__PAGE TEXT__:
December 15, 2001

FEDERAL RULES PLACING MEDICAL PRIVACY AT RISK

If you think it's no big deal to have your medical records disclosed to others without your knowledge or consent, you have no reason to worry about federal privacy policies.

But if -- like most Americans -- you think that would be outrageous, you probably need to know that federal regulations adopted as part of the Health Insurance Portability and Accountability Act have greatly diminished your rights to medical privacy.

Sue Blevins, founder and president of the Institute for Health Freedom, examined the privacy rules published in the Federal Register in December 2000, and what she found should worry just about everyone (there's a summary, by Blevins and co-author Robin Kaigh, at forhealthfreedom.org on the Web).

The Department of Health and Human Services drafted the privacy rules, so it's no surprise that the rules allow the agency itself to get your medical records from your doctor or any other health-care provider without your consent -- even the case notes from your psychotherapy sessions.

Who else? You theoretically have the right to keep your records private, but there are exceptions for any of the following purposes:

* Oversight of the health care system;

* Monitoring by the Food and Drug Administration;

* Public health surveillance and activities;

* Foreign governments collaborating with U.S. public health officials;

* Research if the institution's review board waives consent by participants in a study;

* Law enforcement activities;

* Judicial and administrative proceedings;

* Licensure and disciplinary actions.

With so many broad exceptions, the right doesn't amount to much. And the exceptions are even broader than they seem, because once information is disclosed to a third party not covered by the rules, it ceases to be protected.

But at least you can find out who's been finding out about you, right? Wrong. If the records were disclosed for reasons related to health care, including treatment, payment or ``health care operations'' (which could be almost anything), you aren't entitled to know about it.

And you have the right to complain to the secretary of HHS if you think the rules were broken, but the secretary doesn't have to act on the complaint and even if the complaint is eventually upheld, you don't get any compensation and you're not permitted to sue.

That's the way things are now, but they're about to get worse. Another part of the act, currently on hold, will require every participant in health care -- the patient, the health-care provider, the employer and the insurance plan -- to have a unique identification number. That will facilitate construction of a huge database in which every interaction will be traceable. And, e-mail being what it is, readily shared as well.

Another organization, the Pew Internet and American Life Project (at pewinternet.org) has looked specifically at the implications of the privacy rules for people using the Web.

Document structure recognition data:
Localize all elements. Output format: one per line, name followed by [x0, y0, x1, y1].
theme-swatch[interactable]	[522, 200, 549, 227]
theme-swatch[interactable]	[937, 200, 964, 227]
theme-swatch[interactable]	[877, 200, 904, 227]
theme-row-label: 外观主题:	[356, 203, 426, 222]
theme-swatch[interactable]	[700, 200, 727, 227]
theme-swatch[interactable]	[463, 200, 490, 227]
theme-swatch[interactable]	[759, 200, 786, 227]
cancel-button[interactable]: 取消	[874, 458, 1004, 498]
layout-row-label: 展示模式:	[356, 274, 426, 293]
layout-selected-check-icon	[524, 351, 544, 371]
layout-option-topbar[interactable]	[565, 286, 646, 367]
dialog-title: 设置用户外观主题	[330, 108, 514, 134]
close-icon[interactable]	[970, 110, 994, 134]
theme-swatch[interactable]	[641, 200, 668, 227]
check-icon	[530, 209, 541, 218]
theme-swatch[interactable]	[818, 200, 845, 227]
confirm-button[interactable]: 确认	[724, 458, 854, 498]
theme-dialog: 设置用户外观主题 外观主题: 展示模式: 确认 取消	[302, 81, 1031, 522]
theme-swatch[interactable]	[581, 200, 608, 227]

__PROBLEM SET__:
a: From the medical privacy article, reproduce the passage that begins at the words "That's the way" and stops after the words "using the Web.".
b: Answer these questions from the medical privacy article:
(i) Who is the founder and president of the Institute for Health Freedom?
(ii) Which department drafted the privacy rules?
(iii) What will the part of the act that is currently on hold require every participant in health care to have?

__PROBLEM SOLUTIONS__:
a:
That's the way things are now, but they're about to get worse. Another part of the act, currently on hold, will require every participant in health care -- the patient, the health-care provider, the employer and the insurance plan -- to have a unique identification number. That will facilitate construction of a huge database in which every interaction will be traceable. And, e-mail being what it is, readily shared as well.

Another organization, the Pew Internet and American Life Project (at pewinternet.org) has looked specifically at the implications of the privacy rules for people using the Web.

b:
(i) Sue Blevins
(ii) The Department of Health and Human Services
(iii) A unique identification number